**What you are asked to do**
Set down each line of the data below exactly as it stands, dropping the pictures.

======== Records to use

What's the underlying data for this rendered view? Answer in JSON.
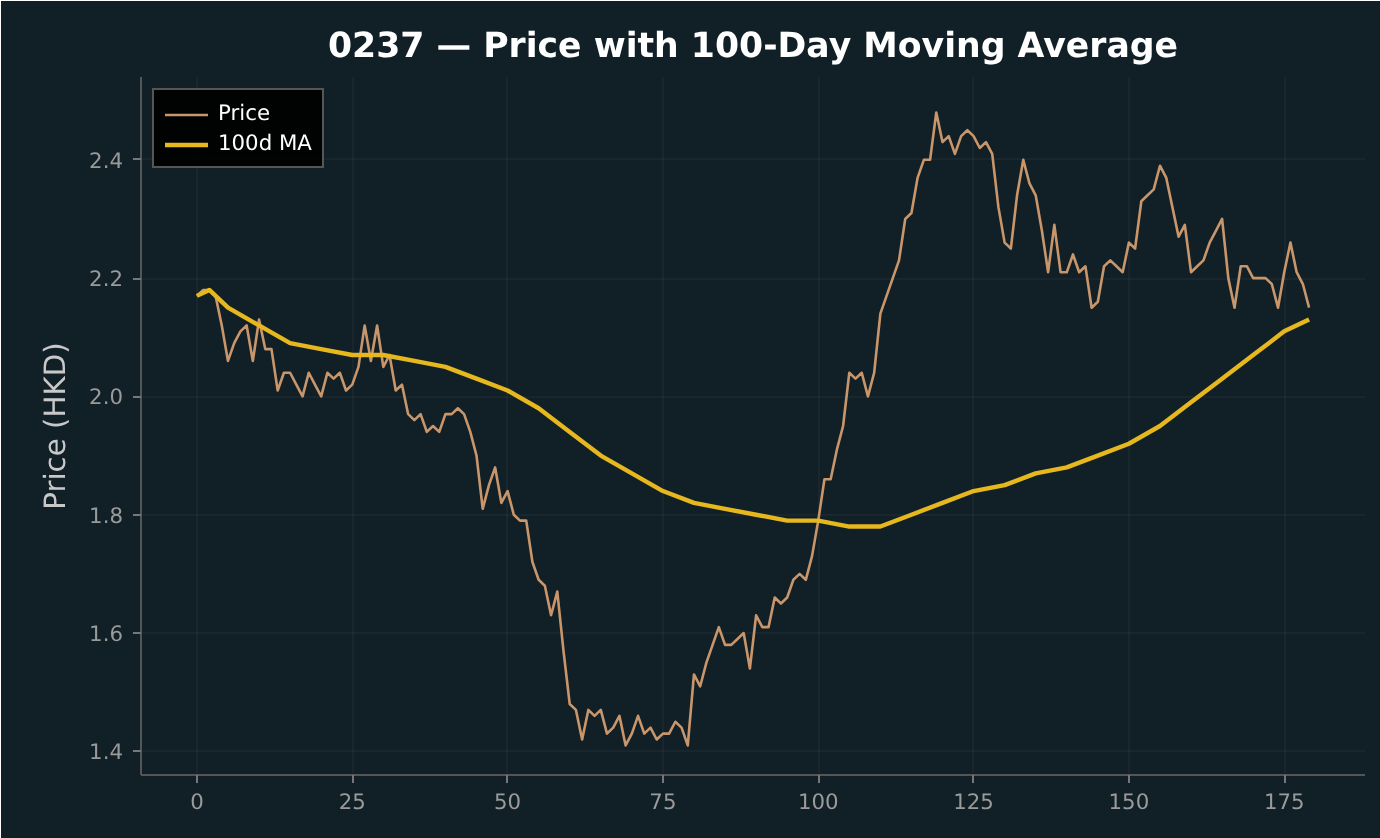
{
  "chart_data": {
    "type": "line",
    "title": "0237 — Price with 100-Day Moving Average",
    "ylabel": "Price (HKD)",
    "xlim": [
      -9,
      188
    ],
    "ylim": [
      1.36,
      2.54
    ],
    "xticks": [
      0,
      25,
      50,
      75,
      100,
      125,
      150,
      175
    ],
    "yticks": [
      {
        "value": 1.4,
        "label": "1.4"
      },
      {
        "value": 1.6,
        "label": "1.6"
      },
      {
        "value": 1.8,
        "label": "1.8"
      },
      {
        "value": 2.0,
        "label": "2.0"
      },
      {
        "value": 2.2,
        "label": "2.2"
      },
      {
        "value": 2.4,
        "label": "2.4"
      }
    ],
    "grid": true,
    "legend": "top left",
    "series": [
      {
        "name": "Price",
        "color": "#c8966a",
        "x": [
          0,
          1,
          2,
          3,
          4,
          5,
          6,
          7,
          8,
          9,
          10,
          11,
          12,
          13,
          14,
          15,
          16,
          17,
          18,
          19,
          20,
          21,
          22,
          23,
          24,
          25,
          26,
          27,
          28,
          29,
          30,
          31,
          32,
          33,
          34,
          35,
          36,
          37,
          38,
          39,
          40,
          41,
          42,
          43,
          44,
          45,
          46,
          47,
          48,
          49,
          50,
          51,
          52,
          53,
          54,
          55,
          56,
          57,
          58,
          59,
          60,
          61,
          62,
          63,
          64,
          65,
          66,
          67,
          68,
          69,
          70,
          71,
          72,
          73,
          74,
          75,
          76,
          77,
          78,
          79,
          80,
          81,
          82,
          83,
          84,
          85,
          86,
          87,
          88,
          89,
          90,
          91,
          92,
          93,
          94,
          95,
          96,
          97,
          98,
          99,
          100,
          101,
          102,
          103,
          104,
          105,
          106,
          107,
          108,
          109,
          110,
          111,
          112,
          113,
          114,
          115,
          116,
          117,
          118,
          119,
          120,
          121,
          122,
          123,
          124,
          125,
          126,
          127,
          128,
          129,
          130,
          131,
          132,
          133,
          134,
          135,
          136,
          137,
          138,
          139,
          140,
          141,
          142,
          143,
          144,
          145,
          146,
          147,
          148,
          149,
          150,
          151,
          152,
          153,
          154,
          155,
          156,
          157,
          158,
          159,
          160,
          161,
          162,
          163,
          164,
          165,
          166,
          167,
          168,
          169,
          170,
          171,
          172,
          173,
          174,
          175,
          176,
          177,
          178,
          179
        ],
        "values": [
          2.17,
          2.18,
          2.18,
          2.17,
          2.12,
          2.06,
          2.09,
          2.11,
          2.12,
          2.06,
          2.13,
          2.08,
          2.08,
          2.01,
          2.04,
          2.04,
          2.02,
          2.0,
          2.04,
          2.02,
          2.0,
          2.04,
          2.03,
          2.04,
          2.01,
          2.02,
          2.05,
          2.12,
          2.06,
          2.12,
          2.05,
          2.07,
          2.01,
          2.02,
          1.97,
          1.96,
          1.97,
          1.94,
          1.95,
          1.94,
          1.97,
          1.97,
          1.98,
          1.97,
          1.94,
          1.9,
          1.81,
          1.85,
          1.88,
          1.82,
          1.84,
          1.8,
          1.79,
          1.79,
          1.72,
          1.69,
          1.68,
          1.63,
          1.67,
          1.57,
          1.48,
          1.47,
          1.42,
          1.47,
          1.46,
          1.47,
          1.43,
          1.44,
          1.46,
          1.41,
          1.43,
          1.46,
          1.43,
          1.44,
          1.42,
          1.43,
          1.43,
          1.45,
          1.44,
          1.41,
          1.53,
          1.51,
          1.55,
          1.58,
          1.61,
          1.58,
          1.58,
          1.59,
          1.6,
          1.54,
          1.63,
          1.61,
          1.61,
          1.66,
          1.65,
          1.66,
          1.69,
          1.7,
          1.69,
          1.73,
          1.79,
          1.86,
          1.86,
          1.91,
          1.95,
          2.04,
          2.03,
          2.04,
          2.0,
          2.04,
          2.14,
          2.17,
          2.2,
          2.23,
          2.3,
          2.31,
          2.37,
          2.4,
          2.4,
          2.48,
          2.43,
          2.44,
          2.41,
          2.44,
          2.45,
          2.44,
          2.42,
          2.43,
          2.41,
          2.32,
          2.26,
          2.25,
          2.34,
          2.4,
          2.36,
          2.34,
          2.28,
          2.21,
          2.29,
          2.21,
          2.21,
          2.24,
          2.21,
          2.22,
          2.15,
          2.16,
          2.22,
          2.23,
          2.22,
          2.21,
          2.26,
          2.25,
          2.33,
          2.34,
          2.35,
          2.39,
          2.37,
          2.32,
          2.27,
          2.29,
          2.21,
          2.22,
          2.23,
          2.26,
          2.28,
          2.3,
          2.2,
          2.15,
          2.22,
          2.22,
          2.2,
          2.2,
          2.2,
          2.19,
          2.15,
          2.21,
          2.26,
          2.21,
          2.19,
          2.15
        ]
      },
      {
        "name": "100d MA",
        "color": "#e6b81e",
        "x": [
          0,
          2,
          5,
          10,
          15,
          20,
          25,
          30,
          35,
          40,
          45,
          50,
          55,
          60,
          65,
          70,
          75,
          80,
          85,
          90,
          95,
          100,
          105,
          110,
          115,
          120,
          125,
          130,
          135,
          140,
          145,
          150,
          155,
          160,
          165,
          170,
          175,
          179
        ],
        "values": [
          2.17,
          2.18,
          2.15,
          2.12,
          2.09,
          2.08,
          2.07,
          2.07,
          2.06,
          2.05,
          2.03,
          2.01,
          1.98,
          1.94,
          1.9,
          1.87,
          1.84,
          1.82,
          1.81,
          1.8,
          1.79,
          1.79,
          1.78,
          1.78,
          1.8,
          1.82,
          1.84,
          1.85,
          1.87,
          1.88,
          1.9,
          1.92,
          1.95,
          1.99,
          2.03,
          2.07,
          2.11,
          2.13
        ]
      }
    ]
  }
}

================

**Solution to this problem**
What's the underlying data for this rendered view? Answer in JSON.
{
  "chart_data": {
    "type": "line",
    "title": "0237 — Price with 100-Day Moving Average",
    "ylabel": "Price (HKD)",
    "xlim": [
      -9,
      188
    ],
    "ylim": [
      1.36,
      2.54
    ],
    "xticks": [
      0,
      25,
      50,
      75,
      100,
      125,
      150,
      175
    ],
    "yticks": [
      {
        "value": 1.4,
        "label": "1.4"
      },
      {
        "value": 1.6,
        "label": "1.6"
      },
      {
        "value": 1.8,
        "label": "1.8"
      },
      {
        "value": 2.0,
        "label": "2.0"
      },
      {
        "value": 2.2,
        "label": "2.2"
      },
      {
        "value": 2.4,
        "label": "2.4"
      }
    ],
    "grid": true,
    "legend": "top left",
    "series": [
      {
        "name": "Price",
        "color": "#c8966a",
        "x": [
          0,
          1,
          2,
          3,
          4,
          5,
          6,
          7,
          8,
          9,
          10,
          11,
          12,
          13,
          14,
          15,
          16,
          17,
          18,
          19,
          20,
          21,
          22,
          23,
          24,
          25,
          26,
          27,
          28,
          29,
          30,
          31,
          32,
          33,
          34,
          35,
          36,
          37,
          38,
          39,
          40,
          41,
          42,
          43,
          44,
          45,
          46,
          47,
          48,
          49,
          50,
          51,
          52,
          53,
          54,
          55,
          56,
          57,
          58,
          59,
          60,
          61,
          62,
          63,
          64,
          65,
          66,
          67,
          68,
          69,
          70,
          71,
          72,
          73,
          74,
          75,
          76,
          77,
          78,
          79,
          80,
          81,
          82,
          83,
          84,
          85,
          86,
          87,
          88,
          89,
          90,
          91,
          92,
          93,
          94,
          95,
          96,
          97,
          98,
          99,
          100,
          101,
          102,
          103,
          104,
          105,
          106,
          107,
          108,
          109,
          110,
          111,
          112,
          113,
          114,
          115,
          116,
          117,
          118,
          119,
          120,
          121,
          122,
          123,
          124,
          125,
          126,
          127,
          128,
          129,
          130,
          131,
          132,
          133,
          134,
          135,
          136,
          137,
          138,
          139,
          140,
          141,
          142,
          143,
          144,
          145,
          146,
          147,
          148,
          149,
          150,
          151,
          152,
          153,
          154,
          155,
          156,
          157,
          158,
          159,
          160,
          161,
          162,
          163,
          164,
          165,
          166,
          167,
          168,
          169,
          170,
          171,
          172,
          173,
          174,
          175,
          176,
          177,
          178,
          179
        ],
        "values": [
          2.17,
          2.18,
          2.18,
          2.17,
          2.12,
          2.06,
          2.09,
          2.11,
          2.12,
          2.06,
          2.13,
          2.08,
          2.08,
          2.01,
          2.04,
          2.04,
          2.02,
          2.0,
          2.04,
          2.02,
          2.0,
          2.04,
          2.03,
          2.04,
          2.01,
          2.02,
          2.05,
          2.12,
          2.06,
          2.12,
          2.05,
          2.07,
          2.01,
          2.02,
          1.97,
          1.96,
          1.97,
          1.94,
          1.95,
          1.94,
          1.97,
          1.97,
          1.98,
          1.97,
          1.94,
          1.9,
          1.81,
          1.85,
          1.88,
          1.82,
          1.84,
          1.8,
          1.79,
          1.79,
          1.72,
          1.69,
          1.68,
          1.63,
          1.67,
          1.57,
          1.48,
          1.47,
          1.42,
          1.47,
          1.46,
          1.47,
          1.43,
          1.44,
          1.46,
          1.41,
          1.43,
          1.46,
          1.43,
          1.44,
          1.42,
          1.43,
          1.43,
          1.45,
          1.44,
          1.41,
          1.53,
          1.51,
          1.55,
          1.58,
          1.61,
          1.58,
          1.58,
          1.59,
          1.6,
          1.54,
          1.63,
          1.61,
          1.61,
          1.66,
          1.65,
          1.66,
          1.69,
          1.7,
          1.69,
          1.73,
          1.79,
          1.86,
          1.86,
          1.91,
          1.95,
          2.04,
          2.03,
          2.04,
          2.0,
          2.04,
          2.14,
          2.17,
          2.2,
          2.23,
          2.3,
          2.31,
          2.37,
          2.4,
          2.4,
          2.48,
          2.43,
          2.44,
          2.41,
          2.44,
          2.45,
          2.44,
          2.42,
          2.43,
          2.41,
          2.32,
          2.26,
          2.25,
          2.34,
          2.4,
          2.36,
          2.34,
          2.28,
          2.21,
          2.29,
          2.21,
          2.21,
          2.24,
          2.21,
          2.22,
          2.15,
          2.16,
          2.22,
          2.23,
          2.22,
          2.21,
          2.26,
          2.25,
          2.33,
          2.34,
          2.35,
          2.39,
          2.37,
          2.32,
          2.27,
          2.29,
          2.21,
          2.22,
          2.23,
          2.26,
          2.28,
          2.3,
          2.2,
          2.15,
          2.22,
          2.22,
          2.2,
          2.2,
          2.2,
          2.19,
          2.15,
          2.21,
          2.26,
          2.21,
          2.19,
          2.15
        ]
      },
      {
        "name": "100d MA",
        "color": "#e6b81e",
        "x": [
          0,
          2,
          5,
          10,
          15,
          20,
          25,
          30,
          35,
          40,
          45,
          50,
          55,
          60,
          65,
          70,
          75,
          80,
          85,
          90,
          95,
          100,
          105,
          110,
          115,
          120,
          125,
          130,
          135,
          140,
          145,
          150,
          155,
          160,
          165,
          170,
          175,
          179
        ],
        "values": [
          2.17,
          2.18,
          2.15,
          2.12,
          2.09,
          2.08,
          2.07,
          2.07,
          2.06,
          2.05,
          2.03,
          2.01,
          1.98,
          1.94,
          1.9,
          1.87,
          1.84,
          1.82,
          1.81,
          1.8,
          1.79,
          1.79,
          1.78,
          1.78,
          1.8,
          1.82,
          1.84,
          1.85,
          1.87,
          1.88,
          1.9,
          1.92,
          1.95,
          1.99,
          2.03,
          2.07,
          2.11,
          2.13
        ]
      }
    ]
  }
}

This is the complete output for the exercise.